== VORLIEGENDER TEXT ==
# Welcher Kühler?



## Axim (27. Mai 2009)

*Welcher Kühler?*

Hi Leute

Ich möchte meinen Q9550 etwas höher OCen, im Moment schaff ich nicht mal 3.4 Ghz stabil. Hab im Moment einen ZEROtherm BTF-80, der so langsam am abkratzen ist.
Zu viel Geld möcht ich eigentlich nicht ausgeben.

Zur Wahl stehen:

- Alpenföhn Gross Clockner Blue Edition
- Alpenföhn Brocken
- Xigmatek Dark Knight
- Prolimatech Megahalems Overclocker Edition (aber nur wenn sich der Mehrpreis wirklich lohnt)

Thermalright IFX-14 passt wohl leider nicht in mein Case (NZXT Guardian 921)

andere Vorschläge sind selbstverständlich willkommen.


MfG,
Axim


----------



## freshprince2002 (27. Mai 2009)

*AW: Welcher Kühler?*

Scythe Mugen 2.
Der Prolimatech ist zur Zeit der beste Luftkühler, er schlägt sogar den IFX, ist aber etwas teurer.


----------



## marwo (27. Mai 2009)

*AW: Welcher Kühler?*

Kann dir auch den Mugen 2 sehr empfehlen

Caseking.de » CPU-Kühler » Sockel 775 (Intel) » Scythe » Scythe SCMG-2000 Mugen 2 CPU-Kühler

oder den Bauähnlichen Kabuto.

Der Prolimatech ist im Moment einer der Besten auf dem Markt.War auch Testsieger in der PCGH.


----------



## Axim (27. Mai 2009)

*AW: Welcher Kühler?*

Hmm stimmt denn das Preis/Leistungs-Verhältnis beim Megahalems auch?
wenn ja wäre das schon eine Überlegung wert. Bald steht auch wieder Gebortstag an, und die 3 Monate könnte ich noch aushalten.


----------



## Gamer_95 (27. Mai 2009)

*AW: Welcher Kühler?*

Ich würde wirklich den
Prolimatech Megahalems Overclocker Edition
nehmen.
In gegensatz zu dem Mugen ist der meistens 5-7 Grad Kühler.
===
- [GESTELLTE AUFGABE A]:
Schreibe bitte die Einträge als nummerierte Liste um, beginnend mit der Zeile, die „chart-title: Plassering i“ enthält, bis zum Ende der Einträge, und lass Leerzeilen weg.
Der Thread über CPU-Kühler und die Einträge stammen aus unterschiedlichen Quellen.
== ROHE EINTRÄGE ==
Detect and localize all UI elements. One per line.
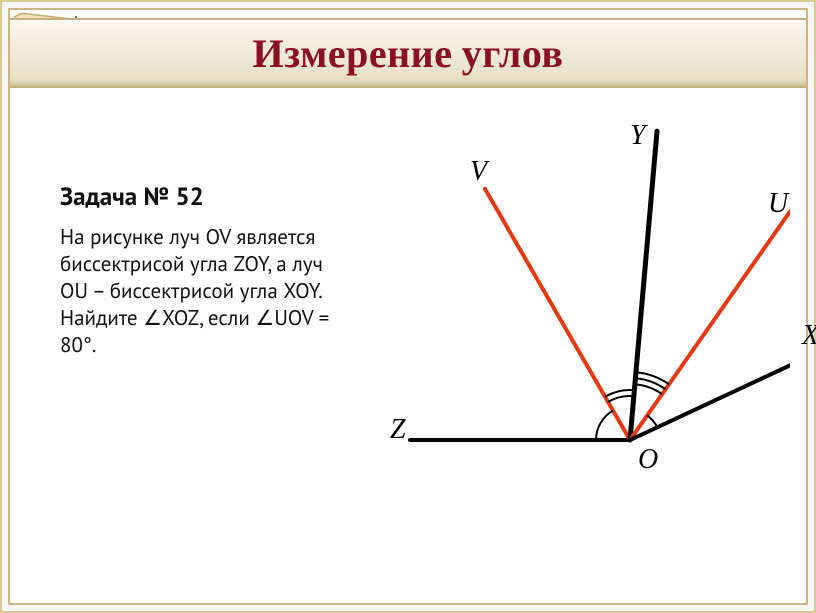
content-area: Задача № 52 На рисунке луч OV является б… (30, 110, 786, 583)
problem-block: Задача № 52 На рисунке луч OV является б… (60, 180, 330, 358)
origin-label: O (638, 444, 658, 476)
ray-Y (630, 131, 657, 440)
problem-title: Задача № 52 (60, 180, 330, 212)
page-title: Измерение углов (253, 30, 564, 77)
ray-label-Z: Z (390, 414, 406, 446)
ray-U (630, 211, 790, 440)
ray-X (630, 347, 790, 440)
angle-arc (596, 411, 613, 440)
problem-text: На рисунке луч OV является биссектрисой … (60, 224, 330, 358)
ray-label-Y: Y (630, 120, 646, 152)
ray-label-X: X (802, 320, 816, 352)
angle-arc (647, 415, 657, 427)
ray-label-U: U (768, 188, 788, 220)
angle-arc (608, 396, 634, 402)
angle-diagram: ZVYUXO (370, 120, 790, 480)
ray-label-V: V (470, 156, 487, 188)
header-bar: Измерение углов (10, 18, 806, 88)
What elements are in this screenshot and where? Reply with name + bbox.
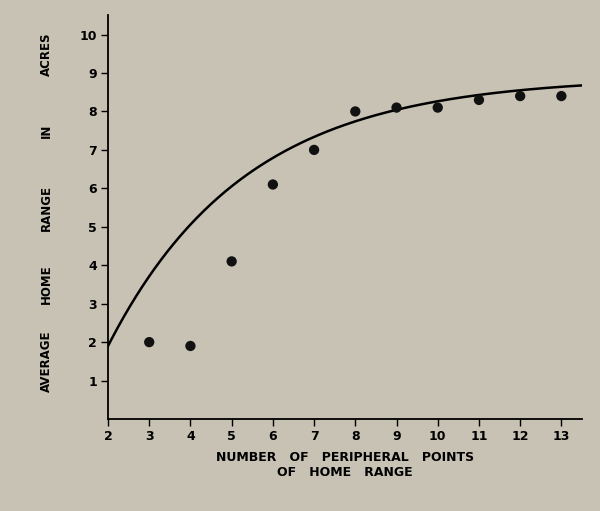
Point	[268, 180, 278, 189]
Text: ACRES: ACRES	[40, 32, 53, 76]
X-axis label: NUMBER   OF   PERIPHERAL   POINTS
OF   HOME   RANGE: NUMBER OF PERIPHERAL POINTS OF HOME RANG…	[216, 451, 474, 479]
Text: IN: IN	[40, 124, 53, 138]
Point	[350, 107, 360, 115]
Point	[145, 338, 154, 346]
Point	[392, 104, 401, 112]
Point	[309, 146, 319, 154]
Point	[433, 104, 443, 112]
Text: HOME: HOME	[40, 265, 53, 304]
Text: AVERAGE: AVERAGE	[40, 331, 53, 392]
Text: RANGE: RANGE	[40, 184, 53, 230]
Point	[227, 258, 236, 266]
Point	[474, 96, 484, 104]
Point	[557, 92, 566, 100]
Point	[515, 92, 525, 100]
Point	[185, 342, 195, 350]
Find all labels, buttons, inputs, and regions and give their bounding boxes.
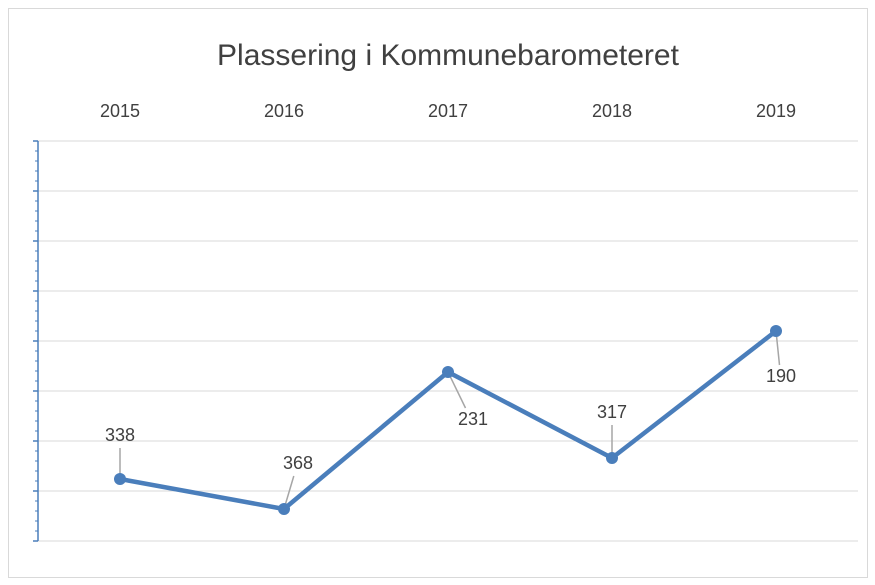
chart-title: Plassering i Kommunebarometeret [217,39,680,72]
data-label: 190 [766,366,796,386]
x-tick-label: 2019 [756,101,796,121]
marker [770,325,782,337]
marker [114,473,126,485]
x-tick-label: 2015 [100,101,140,121]
x-tick-label: 2017 [428,101,468,121]
data-label: 368 [283,453,313,473]
data-label: 338 [105,425,135,445]
marker [442,366,454,378]
data-label: 231 [458,409,488,429]
leader-line [447,371,467,409]
x-tick-label: 2016 [264,101,304,121]
marker [606,452,618,464]
data-label: 317 [597,402,627,422]
chart-border [8,8,868,578]
marker [278,503,290,515]
x-tick-label: 2018 [592,101,632,121]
===
- [GESTELLTE AUFGABE B]:
Führe den Thread über CPU-Kühler nach seinem letzten Satz weiter.

- [ERGEBNIS DER AUFGABE A]:
1. chart-title: Plassering i Kommunebarometeret [217,39,680,72]
2. data-label: 190 [766,366,796,386]
3. x-tick-label: 2019 [756,101,796,121]
4. marker [770,325,782,337]
5. marker [114,473,126,485]
6. x-tick-label: 2015 [100,101,140,121]
7. x-tick-label: 2017 [428,101,468,121]
8. data-label: 368 [283,453,313,473]
9. data-label: 338 [105,425,135,445]
10. marker [442,366,454,378]
11. data-label: 231 [458,409,488,429]
12. leader-line [447,371,467,409]
13. x-tick-label: 2016 [264,101,304,121]
14. marker [606,452,618,464]
15. data-label: 317 [597,402,627,422]
16. chart-border [8,8,868,578]
17. marker [278,503,290,515]
18. x-tick-label: 2018 [592,101,632,121]

- [ERGEBNIS DER AUFGABE B]:
(Zumindest meine Werte)
Und die Overklocker Edtion holt mindestens nochmal 2 Grad raus.


----------



## drachenorden (27. Mai 2009)

*AW: Welcher Kühler?*

Sofern eher die horizontale Montage in Frage käme: Thermalright True Copper & 2x 120 mm Lüfter (Noiseblocker oder Papst).

Das wäre allerdings die Luxus-Ausführung - eine Stufe mit dem IFX-14 & Megahalem.

MfG.


----------



## Axim (27. Mai 2009)

*AW: Welcher Kühler?*

naja also der True Copper ist preislich extrem
Und ich hab den PC im vertikalen Betrieb kommt der so oder so nicht in Frage. Ist denn der True Black ähnlich gut? Der wäre preislich genau in dem Bereich den ich mir vorgestellt hätte.


----------



## drachenorden (27. Mai 2009)

*AW: Welcher Kühler?*

*@Axim*
Der True Black ist gleichfalls sehr gut - die Verarbeitung ist bei allen Thermalright-Kühlern wirklich top!


----------



## Der Dudelsack (27. Mai 2009)

*AW: Welcher Kühler?*

Der Mugen 2 oder der True Black haben ein sehr gutes P/L-Verhältnis.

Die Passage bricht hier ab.